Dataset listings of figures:
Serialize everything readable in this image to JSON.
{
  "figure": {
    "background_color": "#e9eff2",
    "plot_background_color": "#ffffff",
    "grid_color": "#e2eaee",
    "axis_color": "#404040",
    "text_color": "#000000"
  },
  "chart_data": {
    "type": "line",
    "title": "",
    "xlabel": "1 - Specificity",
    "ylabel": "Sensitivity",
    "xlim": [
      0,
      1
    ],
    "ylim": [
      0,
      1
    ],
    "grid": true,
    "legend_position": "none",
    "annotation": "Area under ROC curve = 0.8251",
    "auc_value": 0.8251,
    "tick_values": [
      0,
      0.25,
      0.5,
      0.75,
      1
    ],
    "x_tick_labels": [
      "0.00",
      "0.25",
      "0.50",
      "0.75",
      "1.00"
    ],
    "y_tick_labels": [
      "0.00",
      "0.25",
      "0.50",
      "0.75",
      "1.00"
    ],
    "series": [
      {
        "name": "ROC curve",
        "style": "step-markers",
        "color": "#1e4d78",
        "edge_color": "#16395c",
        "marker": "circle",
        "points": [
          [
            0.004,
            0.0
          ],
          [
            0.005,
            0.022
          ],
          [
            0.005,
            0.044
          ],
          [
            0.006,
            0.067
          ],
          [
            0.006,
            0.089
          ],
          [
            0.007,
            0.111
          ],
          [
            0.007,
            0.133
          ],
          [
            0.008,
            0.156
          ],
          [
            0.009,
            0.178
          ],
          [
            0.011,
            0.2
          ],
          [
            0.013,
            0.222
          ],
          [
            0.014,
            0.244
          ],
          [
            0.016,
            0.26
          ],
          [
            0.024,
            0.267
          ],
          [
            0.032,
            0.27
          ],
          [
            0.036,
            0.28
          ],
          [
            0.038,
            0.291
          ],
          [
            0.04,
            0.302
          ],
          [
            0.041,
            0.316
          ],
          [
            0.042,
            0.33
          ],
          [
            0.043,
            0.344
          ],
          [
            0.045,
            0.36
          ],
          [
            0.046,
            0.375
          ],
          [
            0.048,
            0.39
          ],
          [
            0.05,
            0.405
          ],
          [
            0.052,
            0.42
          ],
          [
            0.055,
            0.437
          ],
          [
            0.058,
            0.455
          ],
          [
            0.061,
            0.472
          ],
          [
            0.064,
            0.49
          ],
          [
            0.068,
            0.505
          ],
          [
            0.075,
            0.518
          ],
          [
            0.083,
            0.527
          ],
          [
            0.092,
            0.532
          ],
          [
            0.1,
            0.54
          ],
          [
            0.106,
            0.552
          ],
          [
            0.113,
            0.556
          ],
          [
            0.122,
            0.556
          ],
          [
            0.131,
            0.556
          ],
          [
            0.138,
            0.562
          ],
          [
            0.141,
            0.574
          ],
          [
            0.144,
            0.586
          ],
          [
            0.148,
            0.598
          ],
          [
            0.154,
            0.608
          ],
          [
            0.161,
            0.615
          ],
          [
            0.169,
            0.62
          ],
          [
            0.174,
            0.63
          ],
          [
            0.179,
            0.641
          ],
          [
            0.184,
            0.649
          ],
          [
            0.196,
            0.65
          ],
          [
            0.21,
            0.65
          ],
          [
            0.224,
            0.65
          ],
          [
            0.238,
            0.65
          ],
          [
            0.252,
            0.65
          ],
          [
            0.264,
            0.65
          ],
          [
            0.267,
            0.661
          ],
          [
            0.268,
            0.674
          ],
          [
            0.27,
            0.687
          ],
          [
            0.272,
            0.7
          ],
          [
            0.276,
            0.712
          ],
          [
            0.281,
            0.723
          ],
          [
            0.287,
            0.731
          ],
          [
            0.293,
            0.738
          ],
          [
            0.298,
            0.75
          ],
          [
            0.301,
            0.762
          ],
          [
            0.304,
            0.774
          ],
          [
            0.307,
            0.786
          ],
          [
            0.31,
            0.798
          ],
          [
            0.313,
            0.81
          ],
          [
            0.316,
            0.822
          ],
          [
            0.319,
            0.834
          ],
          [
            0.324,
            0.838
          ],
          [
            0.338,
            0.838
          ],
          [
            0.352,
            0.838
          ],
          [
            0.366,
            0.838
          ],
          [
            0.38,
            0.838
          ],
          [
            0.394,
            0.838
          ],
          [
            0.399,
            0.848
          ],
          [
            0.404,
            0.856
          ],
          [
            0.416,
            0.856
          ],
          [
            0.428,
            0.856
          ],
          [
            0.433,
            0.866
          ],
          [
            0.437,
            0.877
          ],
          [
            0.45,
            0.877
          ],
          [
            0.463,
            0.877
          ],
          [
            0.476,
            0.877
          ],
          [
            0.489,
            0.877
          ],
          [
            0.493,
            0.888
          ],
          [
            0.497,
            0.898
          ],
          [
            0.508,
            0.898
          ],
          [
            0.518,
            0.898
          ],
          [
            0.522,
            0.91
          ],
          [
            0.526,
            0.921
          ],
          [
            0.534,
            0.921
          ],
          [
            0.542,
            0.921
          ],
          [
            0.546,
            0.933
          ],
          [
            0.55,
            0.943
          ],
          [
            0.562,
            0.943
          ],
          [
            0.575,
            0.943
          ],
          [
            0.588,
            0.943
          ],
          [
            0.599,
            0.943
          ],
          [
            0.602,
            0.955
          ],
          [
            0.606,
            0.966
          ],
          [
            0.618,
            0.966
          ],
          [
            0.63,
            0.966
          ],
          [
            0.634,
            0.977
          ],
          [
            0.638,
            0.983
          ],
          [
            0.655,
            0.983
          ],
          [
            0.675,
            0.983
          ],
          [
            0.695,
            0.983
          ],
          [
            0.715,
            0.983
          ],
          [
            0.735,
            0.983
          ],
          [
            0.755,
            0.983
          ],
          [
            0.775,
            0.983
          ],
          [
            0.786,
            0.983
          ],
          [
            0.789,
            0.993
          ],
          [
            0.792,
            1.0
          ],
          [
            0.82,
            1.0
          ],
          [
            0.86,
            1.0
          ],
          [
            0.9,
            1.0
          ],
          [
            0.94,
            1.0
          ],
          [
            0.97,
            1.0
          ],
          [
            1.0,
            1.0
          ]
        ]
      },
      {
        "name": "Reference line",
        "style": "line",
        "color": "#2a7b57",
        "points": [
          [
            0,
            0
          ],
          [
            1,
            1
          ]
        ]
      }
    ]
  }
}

DO THIS: Give the material above again, word for word.

THE RESULT:
Serialize everything readable in this image to JSON.
{
  "figure": {
    "background_color": "#e9eff2",
    "plot_background_color": "#ffffff",
    "grid_color": "#e2eaee",
    "axis_color": "#404040",
    "text_color": "#000000"
  },
  "chart_data": {
    "type": "line",
    "title": "",
    "xlabel": "1 - Specificity",
    "ylabel": "Sensitivity",
    "xlim": [
      0,
      1
    ],
    "ylim": [
      0,
      1
    ],
    "grid": true,
    "legend_position": "none",
    "annotation": "Area under ROC curve = 0.8251",
    "auc_value": 0.8251,
    "tick_values": [
      0,
      0.25,
      0.5,
      0.75,
      1
    ],
    "x_tick_labels": [
      "0.00",
      "0.25",
      "0.50",
      "0.75",
      "1.00"
    ],
    "y_tick_labels": [
      "0.00",
      "0.25",
      "0.50",
      "0.75",
      "1.00"
    ],
    "series": [
      {
        "name": "ROC curve",
        "style": "step-markers",
        "color": "#1e4d78",
        "edge_color": "#16395c",
        "marker": "circle",
        "points": [
          [
            0.004,
            0.0
          ],
          [
            0.005,
            0.022
          ],
          [
            0.005,
            0.044
          ],
          [
            0.006,
            0.067
          ],
          [
            0.006,
            0.089
          ],
          [
            0.007,
            0.111
          ],
          [
            0.007,
            0.133
          ],
          [
            0.008,
            0.156
          ],
          [
            0.009,
            0.178
          ],
          [
            0.011,
            0.2
          ],
          [
            0.013,
            0.222
          ],
          [
            0.014,
            0.244
          ],
          [
            0.016,
            0.26
          ],
          [
            0.024,
            0.267
          ],
          [
            0.032,
            0.27
          ],
          [
            0.036,
            0.28
          ],
          [
            0.038,
            0.291
          ],
          [
            0.04,
            0.302
          ],
          [
            0.041,
            0.316
          ],
          [
            0.042,
            0.33
          ],
          [
            0.043,
            0.344
          ],
          [
            0.045,
            0.36
          ],
          [
            0.046,
            0.375
          ],
          [
            0.048,
            0.39
          ],
          [
            0.05,
            0.405
          ],
          [
            0.052,
            0.42
          ],
          [
            0.055,
            0.437
          ],
          [
            0.058,
            0.455
          ],
          [
            0.061,
            0.472
          ],
          [
            0.064,
            0.49
          ],
          [
            0.068,
            0.505
          ],
          [
            0.075,
            0.518
          ],
          [
            0.083,
            0.527
          ],
          [
            0.092,
            0.532
          ],
          [
            0.1,
            0.54
          ],
          [
            0.106,
            0.552
          ],
          [
            0.113,
            0.556
          ],
          [
            0.122,
            0.556
          ],
          [
            0.131,
            0.556
          ],
          [
            0.138,
            0.562
          ],
          [
            0.141,
            0.574
          ],
          [
            0.144,
            0.586
          ],
          [
            0.148,
            0.598
          ],
          [
            0.154,
            0.608
          ],
          [
            0.161,
            0.615
          ],
          [
            0.169,
            0.62
          ],
          [
            0.174,
            0.63
          ],
          [
            0.179,
            0.641
          ],
          [
            0.184,
            0.649
          ],
          [
            0.196,
            0.65
          ],
          [
            0.21,
            0.65
          ],
          [
            0.224,
            0.65
          ],
          [
            0.238,
            0.65
          ],
          [
            0.252,
            0.65
          ],
          [
            0.264,
            0.65
          ],
          [
            0.267,
            0.661
          ],
          [
            0.268,
            0.674
          ],
          [
            0.27,
            0.687
          ],
          [
            0.272,
            0.7
          ],
          [
            0.276,
            0.712
          ],
          [
            0.281,
            0.723
          ],
          [
            0.287,
            0.731
          ],
          [
            0.293,
            0.738
          ],
          [
            0.298,
            0.75
          ],
          [
            0.301,
            0.762
          ],
          [
            0.304,
            0.774
          ],
          [
            0.307,
            0.786
          ],
          [
            0.31,
            0.798
          ],
          [
            0.313,
            0.81
          ],
          [
            0.316,
            0.822
          ],
          [
            0.319,
            0.834
          ],
          [
            0.324,
            0.838
          ],
          [
            0.338,
            0.838
          ],
          [
            0.352,
            0.838
          ],
          [
            0.366,
            0.838
          ],
          [
            0.38,
            0.838
          ],
          [
            0.394,
            0.838
          ],
          [
            0.399,
            0.848
          ],
          [
            0.404,
            0.856
          ],
          [
            0.416,
            0.856
          ],
          [
            0.428,
            0.856
          ],
          [
            0.433,
            0.866
          ],
          [
            0.437,
            0.877
          ],
          [
            0.45,
            0.877
          ],
          [
            0.463,
            0.877
          ],
          [
            0.476,
            0.877
          ],
          [
            0.489,
            0.877
          ],
          [
            0.493,
            0.888
          ],
          [
            0.497,
            0.898
          ],
          [
            0.508,
            0.898
          ],
          [
            0.518,
            0.898
          ],
          [
            0.522,
            0.91
          ],
          [
            0.526,
            0.921
          ],
          [
            0.534,
            0.921
          ],
          [
            0.542,
            0.921
          ],
          [
            0.546,
            0.933
          ],
          [
            0.55,
            0.943
          ],
          [
            0.562,
            0.943
          ],
          [
            0.575,
            0.943
          ],
          [
            0.588,
            0.943
          ],
          [
            0.599,
            0.943
          ],
          [
            0.602,
            0.955
          ],
          [
            0.606,
            0.966
          ],
          [
            0.618,
            0.966
          ],
          [
            0.63,
            0.966
          ],
          [
            0.634,
            0.977
          ],
          [
            0.638,
            0.983
          ],
          [
            0.655,
            0.983
          ],
          [
            0.675,
            0.983
          ],
          [
            0.695,
            0.983
          ],
          [
            0.715,
            0.983
          ],
          [
            0.735,
            0.983
          ],
          [
            0.755,
            0.983
          ],
          [
            0.775,
            0.983
          ],
          [
            0.786,
            0.983
          ],
          [
            0.789,
            0.993
          ],
          [
            0.792,
            1.0
          ],
          [
            0.82,
            1.0
          ],
          [
            0.86,
            1.0
          ],
          [
            0.9,
            1.0
          ],
          [
            0.94,
            1.0
          ],
          [
            0.97,
            1.0
          ],
          [
            1.0,
            1.0
          ]
        ]
      },
      {
        "name": "Reference line",
        "style": "line",
        "color": "#2a7b57",
        "points": [
          [
            0,
            0
          ],
          [
            1,
            1
          ]
        ]
      }
    ]
  }
}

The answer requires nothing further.